What is being asked
In the material below, rename "legend-swatch" to "legend-marker" and reproduce everything from the line containing "- slice-4: [173, 425, 286, 520]" down to the line containing "- page-title: Что". Leave everything else unchanged.

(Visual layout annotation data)
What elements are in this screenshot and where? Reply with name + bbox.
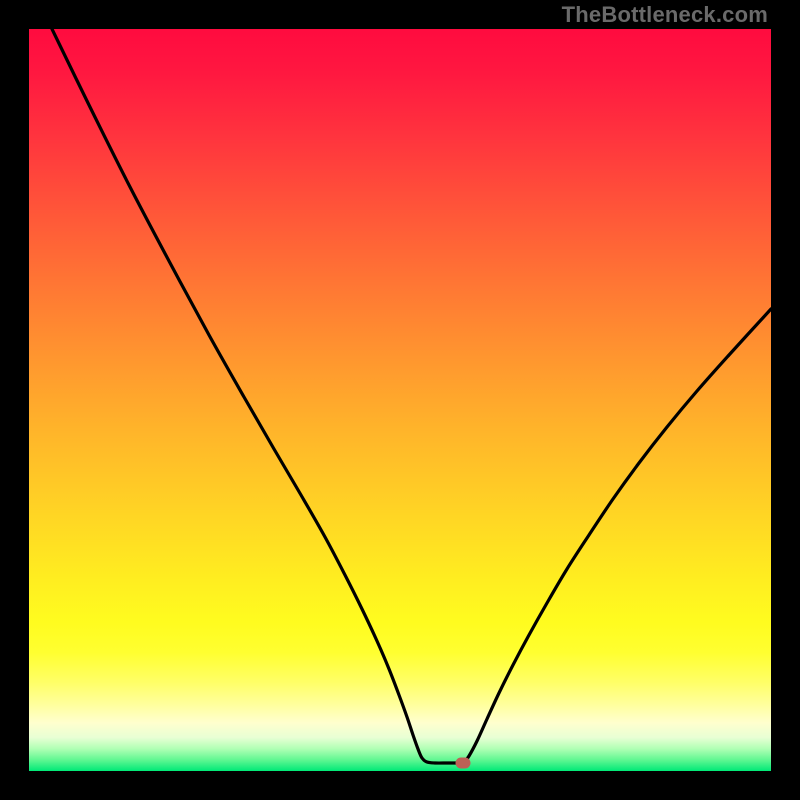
plot-area xyxy=(29,29,771,771)
chart-frame: TheBottleneck.com xyxy=(0,0,800,800)
bottleneck-curve xyxy=(29,29,771,771)
watermark-label: TheBottleneck.com xyxy=(562,2,768,28)
minimum-marker xyxy=(456,758,471,769)
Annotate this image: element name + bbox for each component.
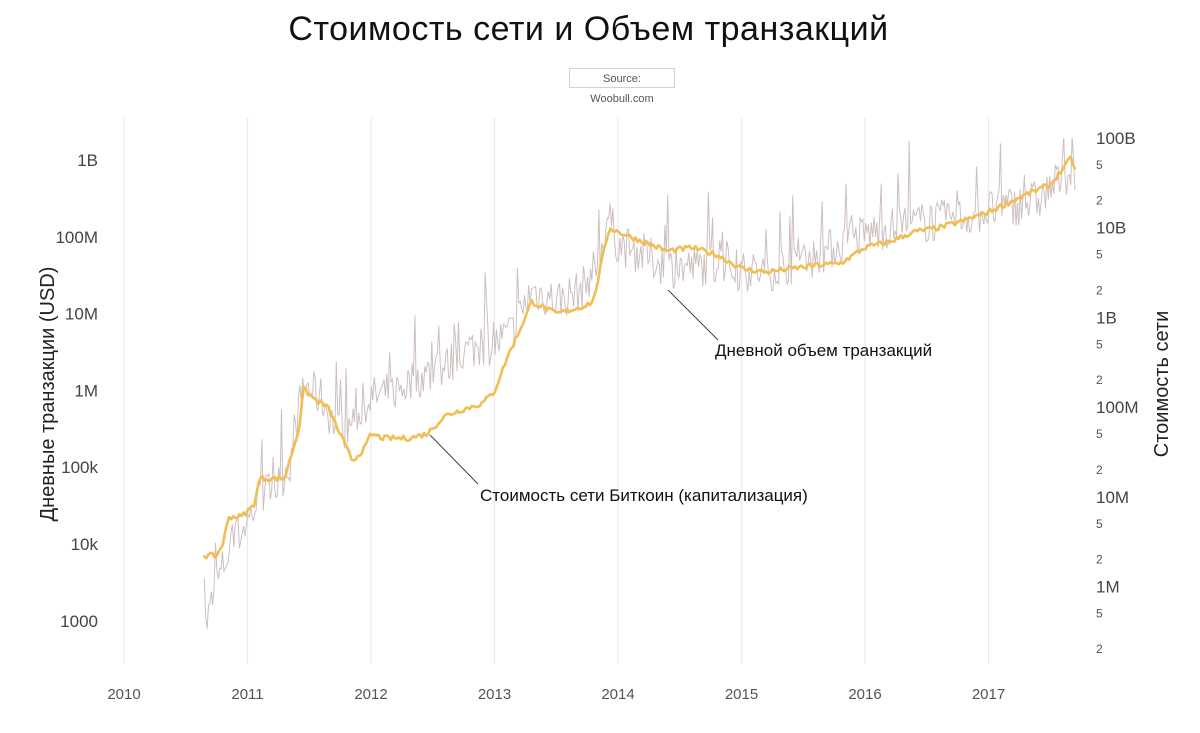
right-minor-tick: 2 [1096,373,1103,387]
x-tick-label: 2013 [478,686,511,703]
left-tick-label: 1M [74,381,98,400]
x-tick-label: 2012 [354,686,387,703]
annotation-volume: Дневной объем транзакций [715,341,932,360]
right-minor-tick: 5 [1096,248,1103,262]
source-badge[interactable]: Source: Woobull.com [569,68,675,105]
right-tick-label: 10B [1096,219,1126,238]
right-tick-label: 100B [1096,129,1136,148]
left-tick-label: 10M [65,305,98,324]
annotation-leader-cap [429,434,479,485]
series-group [203,137,1077,629]
x-tick-label: 2015 [725,686,758,703]
chart-title: Стоимость сети и Объем транзакций [288,10,889,48]
annotation-leader-volume [667,289,719,341]
right-minor-tick: 2 [1096,463,1103,477]
right-minor-tick: 2 [1096,194,1103,208]
annotations: Дневной объем транзакций Стоимость сети … [429,289,932,505]
right-minor-tick: 5 [1096,517,1103,531]
x-tick-label: 2010 [107,686,140,703]
x-tick-label: 2016 [848,686,881,703]
x-tick-label: 2014 [601,686,634,703]
right-minor-tick: 5 [1096,607,1103,621]
right-tick-label: 10M [1096,488,1129,507]
left-tick-label: 1B [77,151,98,170]
right-minor-tick: 5 [1096,427,1103,441]
left-tick-label: 100M [55,228,98,247]
right-minor-tick: 5 [1096,158,1103,172]
x-tick-label: 2017 [972,686,1005,703]
right-axis-ticks: 1M 10M 100M 1B 10B 100B 2 5 2 5 2 5 2 5 2 5 2 5 [1096,129,1139,656]
left-tick-label: 100k [61,458,98,477]
vertical-grid [123,118,990,664]
x-axis-ticks: 2010 2011 2012 2013 2014 2015 2016 2017 [107,686,1005,703]
left-axis-title: Дневные транзакции (USD) [37,267,59,522]
series-daily-volume-line [203,137,1076,629]
right-axis-title: Стоимость сети [1151,311,1173,457]
x-tick-label: 2011 [231,686,263,703]
left-tick-label: 1000 [60,612,98,631]
right-tick-label: 1B [1096,308,1117,327]
annotation-cap: Стоимость сети Биткоин (капитализация) [480,486,808,505]
right-minor-tick: 2 [1096,642,1103,656]
right-minor-tick: 2 [1096,283,1103,297]
left-axis-ticks: 1000 10k 100k 1M 10M 100M 1B [55,151,98,631]
left-tick-label: 10k [71,535,99,554]
right-minor-tick: 5 [1096,337,1103,351]
right-tick-label: 1M [1096,578,1120,597]
right-tick-label: 100M [1096,398,1139,417]
series-network-value-line [203,155,1077,560]
right-minor-tick: 2 [1096,552,1103,566]
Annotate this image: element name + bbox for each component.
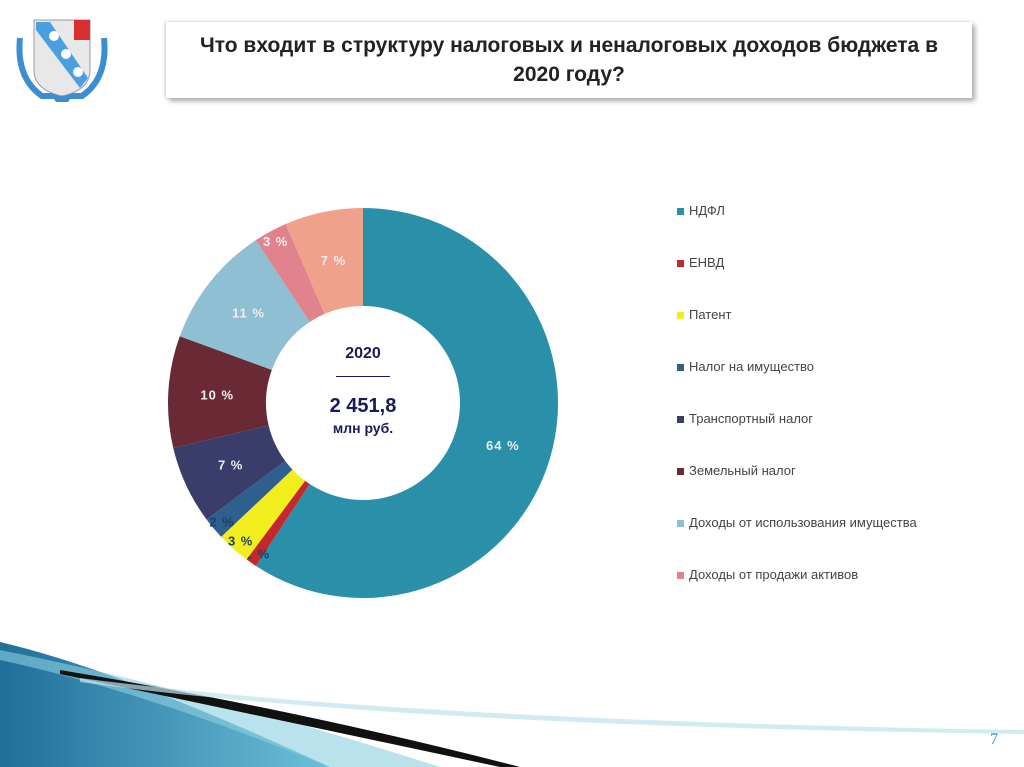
- slice-4: [173, 425, 286, 520]
- slice-label: 64 %: [486, 438, 520, 453]
- legend-label: Доходы от использования имущества: [689, 515, 917, 530]
- slice-label: 11 %: [232, 305, 265, 320]
- decorative-wave: [0, 642, 1024, 767]
- slice-label: 7 %: [321, 253, 346, 268]
- center-unit: млн руб.: [332, 420, 394, 436]
- slice-2: [221, 469, 306, 560]
- legend-item: Доходы от использования имущества: [677, 512, 927, 564]
- legend-swatch: [677, 312, 684, 319]
- legend-item: Земельный налог: [677, 460, 927, 512]
- legend-swatch: [677, 468, 684, 475]
- legend-swatch: [677, 416, 684, 423]
- coat-of-arms-logo: [16, 19, 108, 102]
- legend-label: Транспортный налог: [689, 411, 814, 426]
- center-year: 2020: [345, 345, 381, 362]
- legend-item: Транспортный налог: [677, 408, 927, 460]
- center-divider: [336, 376, 390, 377]
- legend-item: ЕНВД: [677, 252, 927, 304]
- slice-label: 7 %: [218, 458, 243, 473]
- legend-item: Доходы от продажи активов: [677, 564, 927, 616]
- legend-label: Патент: [689, 307, 732, 322]
- legend-item: НДФЛ: [677, 200, 927, 252]
- slice-label: 3 %: [263, 234, 288, 249]
- slice-8: [285, 208, 363, 314]
- slice-0: [255, 208, 559, 598]
- legend-label: ЕНВД: [689, 255, 725, 270]
- legend-item: Патент: [677, 304, 927, 356]
- legend-swatch: [677, 208, 684, 215]
- page-title: Что входит в структуру налоговых и ненал…: [200, 34, 938, 86]
- slice-label: 10 %: [200, 388, 234, 403]
- slice-6: [179, 240, 310, 370]
- slice-1: [246, 480, 310, 566]
- legend-swatch: [677, 364, 684, 371]
- donut-center: 2020 2 451,8 млн руб.: [300, 345, 426, 436]
- slice-7: [255, 223, 325, 322]
- legend-swatch: [677, 260, 684, 267]
- slice-3: [206, 460, 293, 537]
- title-box: Что входит в структуру налоговых и ненал…: [166, 22, 972, 98]
- legend-label: Налог на имущество: [689, 359, 815, 374]
- chart-legend: НДФЛ ЕНВД Патент Налог на имущество Транспор…: [677, 200, 927, 616]
- page-number: 7: [990, 731, 998, 748]
- legend-item: Налог на имущество: [677, 356, 927, 408]
- slice-label: 2 %: [209, 514, 234, 529]
- legend-label: НДФЛ: [689, 203, 725, 218]
- center-total: 2 451,8: [329, 395, 397, 417]
- legend-label: Доходы от продажи активов: [689, 567, 859, 582]
- legend-label: Земельный налог: [689, 463, 796, 478]
- slice-label: 3 %: [228, 533, 253, 548]
- legend-swatch: [677, 572, 684, 579]
- slice-5: [167, 336, 272, 448]
- legend-swatch: [677, 520, 684, 527]
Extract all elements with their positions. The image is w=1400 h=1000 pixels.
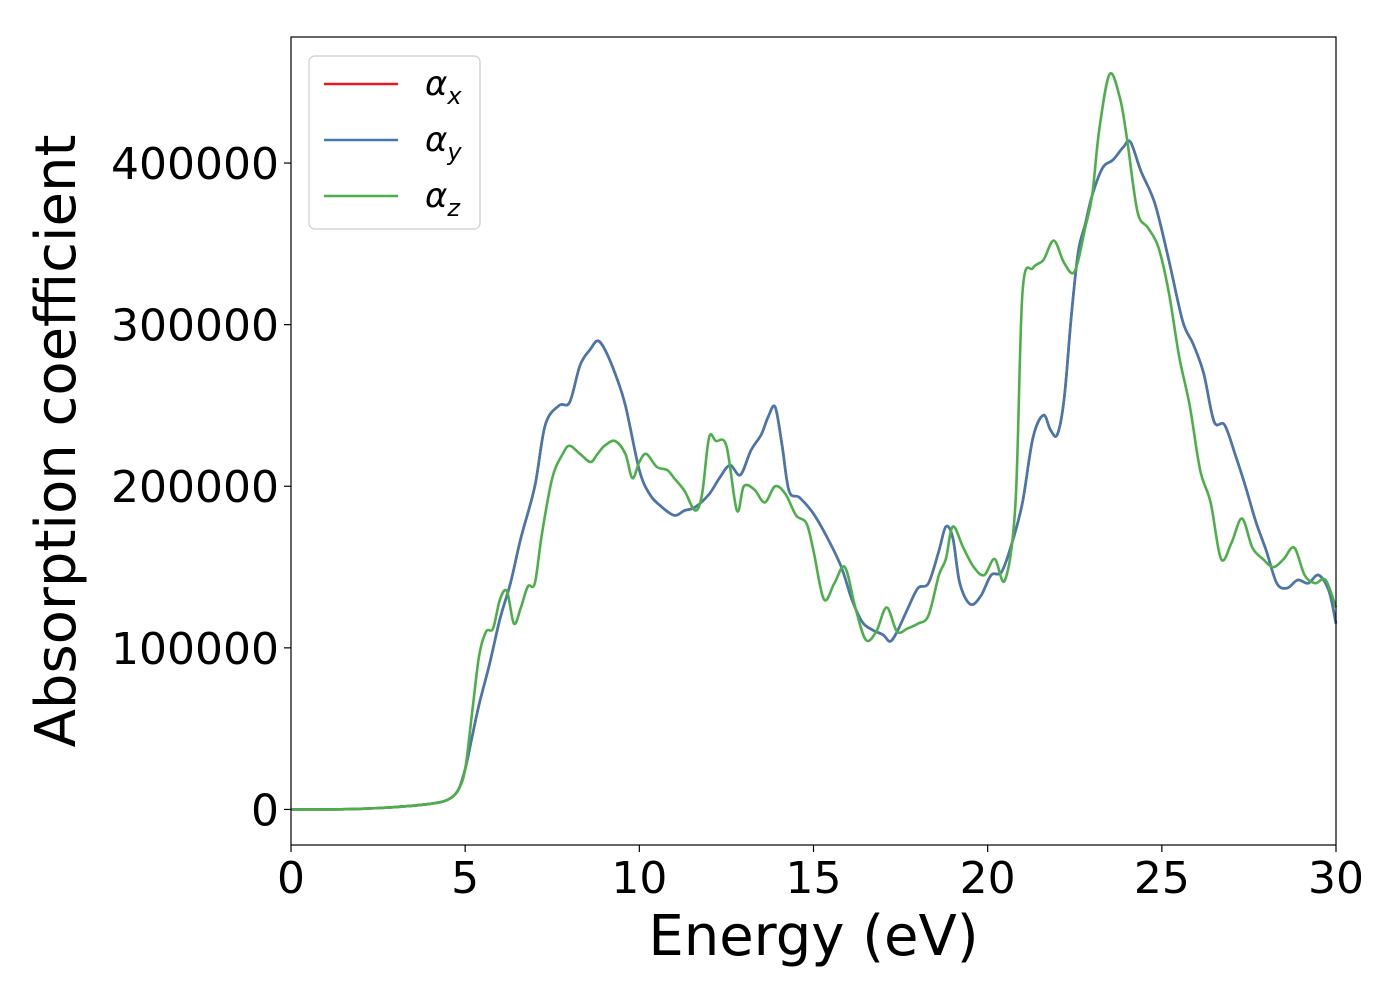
y-tick-label: 200000 — [111, 462, 279, 513]
x-tick-label: 20 — [960, 853, 1016, 904]
legend-label-y: αy — [425, 120, 462, 166]
x-tick-label: 10 — [611, 853, 667, 904]
legend-subscript-y: y — [446, 138, 462, 166]
series-layer — [290, 71, 1338, 811]
series-line-z — [290, 71, 1338, 811]
x-axis-label: Energy (eV) — [648, 904, 978, 969]
y-tick-label: 300000 — [111, 301, 279, 352]
y-axis-ticks: 0 100000 200000 300000 400000 — [111, 139, 291, 836]
legend-box — [308, 55, 481, 230]
x-tick-label: 0 — [277, 853, 305, 904]
x-tick-label: 5 — [451, 853, 479, 904]
x-tick-label: 15 — [786, 853, 842, 904]
series-line-y — [290, 139, 1338, 811]
x-tick-label: 30 — [1308, 853, 1364, 904]
x-axis-ticks: 0 5 10 15 20 25 30 — [277, 845, 1364, 904]
legend-label-x: αx — [425, 64, 462, 110]
legend-subscript-x: x — [446, 82, 462, 110]
x-tick-label: 25 — [1134, 853, 1190, 904]
y-tick-label: 100000 — [111, 624, 279, 675]
y-tick-label: 0 — [251, 785, 279, 836]
y-axis-label: Absorption coefficient — [24, 135, 89, 748]
legend-subscript-z: z — [446, 194, 461, 222]
y-tick-label: 400000 — [111, 139, 279, 190]
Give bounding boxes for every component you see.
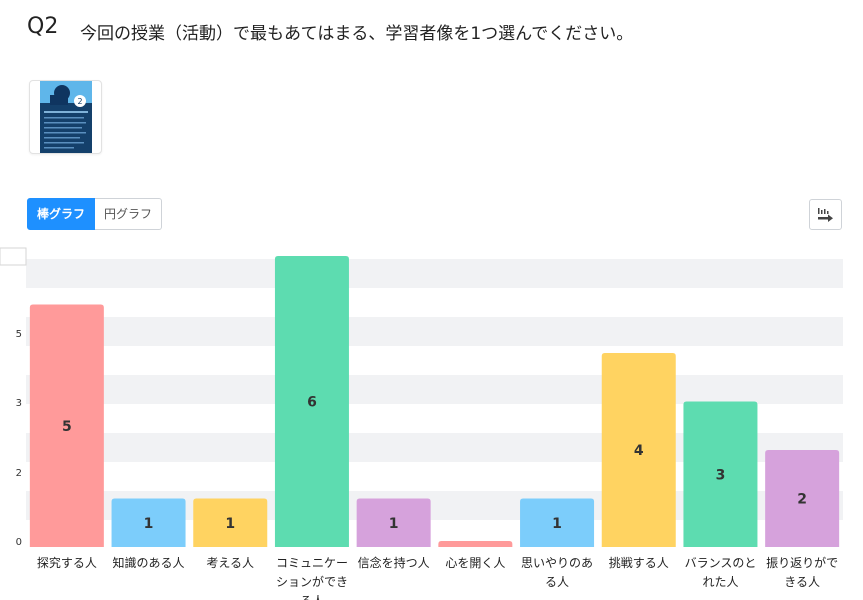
y-tick-label: 5: [16, 329, 22, 340]
bar: [111, 498, 186, 547]
x-tick-label: ションができ: [276, 574, 348, 589]
bar: [601, 353, 676, 547]
export-icon: [817, 207, 833, 222]
bar-value-label: 2: [797, 492, 807, 508]
y-tick-label: 3: [16, 398, 22, 409]
question-number: Q2: [27, 14, 59, 39]
bar: [520, 498, 595, 547]
x-tick-label: る人: [545, 575, 569, 589]
bar-chart: 023565探究する人1知識のある人1考える人6コミュニケーションができる人1信…: [0, 247, 843, 600]
x-tick-label: コミュニケー: [276, 556, 348, 570]
y-tick-label: 2: [16, 468, 22, 479]
bar: [765, 450, 840, 547]
x-tick-label: る人: [300, 594, 324, 600]
x-tick-label: きる人: [784, 575, 820, 589]
export-button[interactable]: [809, 199, 842, 230]
pie-chart-tab[interactable]: 円グラフ: [95, 198, 163, 230]
x-tick-label: 挑戦する人: [609, 556, 669, 570]
x-tick-label: 信念を持つ人: [358, 555, 430, 570]
x-tick-label: 心を開く人: [445, 556, 505, 570]
bar-chart-tab[interactable]: 棒グラフ: [27, 198, 96, 230]
bar-value-label: 1: [144, 516, 154, 532]
x-tick-label: 考える人: [206, 556, 254, 570]
bar: [274, 256, 349, 547]
bar: [683, 401, 758, 547]
y-axis-top-box: [0, 247, 27, 266]
x-tick-label: 振り返りがで: [766, 555, 838, 570]
y-tick-label: 0: [16, 537, 22, 548]
bar-value-label: 5: [62, 419, 72, 435]
bar: [29, 304, 104, 547]
bar: [193, 498, 268, 547]
x-tick-label: 探究する人: [37, 555, 97, 570]
bar: [356, 498, 431, 547]
bar-value-label: 4: [634, 443, 644, 459]
worksheet-thumbnail[interactable]: 2: [29, 80, 102, 154]
grid-band: [26, 317, 843, 346]
bar-value-label: 6: [307, 395, 317, 411]
bar-value-label: 1: [552, 516, 562, 532]
bar-value-label: 1: [389, 516, 399, 532]
x-tick-label: バランスのと: [685, 556, 757, 570]
x-tick-label: 思いやりのあ: [521, 556, 593, 570]
grid-band: [26, 259, 843, 288]
question-text: 今回の授業（活動）で最もあてはまる、学習者像を1つ選んでください。: [80, 24, 634, 44]
chart-type-toggle: 棒グラフ 円グラフ: [27, 198, 163, 230]
bar: [438, 541, 513, 547]
x-tick-label: れた人: [702, 575, 738, 589]
bar-value-label: 1: [225, 516, 235, 532]
x-tick-label: 知識のある人: [113, 556, 185, 570]
worksheet-thumbnail-icon: 2: [39, 81, 92, 153]
grid-band: [26, 375, 843, 404]
svg-text:2: 2: [77, 97, 82, 106]
bar-value-label: 3: [716, 467, 726, 483]
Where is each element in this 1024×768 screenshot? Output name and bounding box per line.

Right answer
- slice-4: [173, 425, 286, 520]
- slice-label: 64 %: [486, 438, 520, 453]
- legend-label: Доходы от использования имущества: [689, 515, 917, 530]
- slice-label: 11 %: [232, 305, 265, 320]
- decorative-wave: [0, 642, 1024, 767]
- slice-label: 7 %: [321, 253, 346, 268]
- center-unit: млн руб.: [332, 420, 394, 436]
- slice-2: [221, 469, 306, 560]
- legend-item: Доходы от использования имущества: [677, 512, 927, 564]
- legend-marker: [677, 312, 684, 319]
- legend-item: Земельный налог: [677, 460, 927, 512]
- legend-marker: [677, 468, 684, 475]
- legend-marker: [677, 416, 684, 423]
- coat-of-arms-logo: [16, 19, 108, 102]
- legend-label: Транспортный налог: [689, 411, 814, 426]
- center-year: 2020: [345, 345, 381, 362]
- legend-item: Транспортный налог: [677, 408, 927, 460]
- center-divider: [336, 376, 390, 377]
- legend-item: ЕНВД: [677, 252, 927, 304]
- slice-label: 7 %: [218, 458, 243, 473]
- legend-item: Доходы от продажи активов: [677, 564, 927, 616]
- legend-label: Патент: [689, 307, 732, 322]
- legend-item: НДФЛ: [677, 200, 927, 252]
- slice-label: 3 %: [263, 234, 288, 249]
- slice-8: [285, 208, 363, 314]
- slice-0: [255, 208, 559, 598]
- legend-label: ЕНВД: [689, 255, 725, 270]
- legend-item: Патент: [677, 304, 927, 356]
- legend-marker: [677, 208, 684, 215]
- page-title: Что входит в структуру налоговых и ненал…: [200, 34, 938, 86]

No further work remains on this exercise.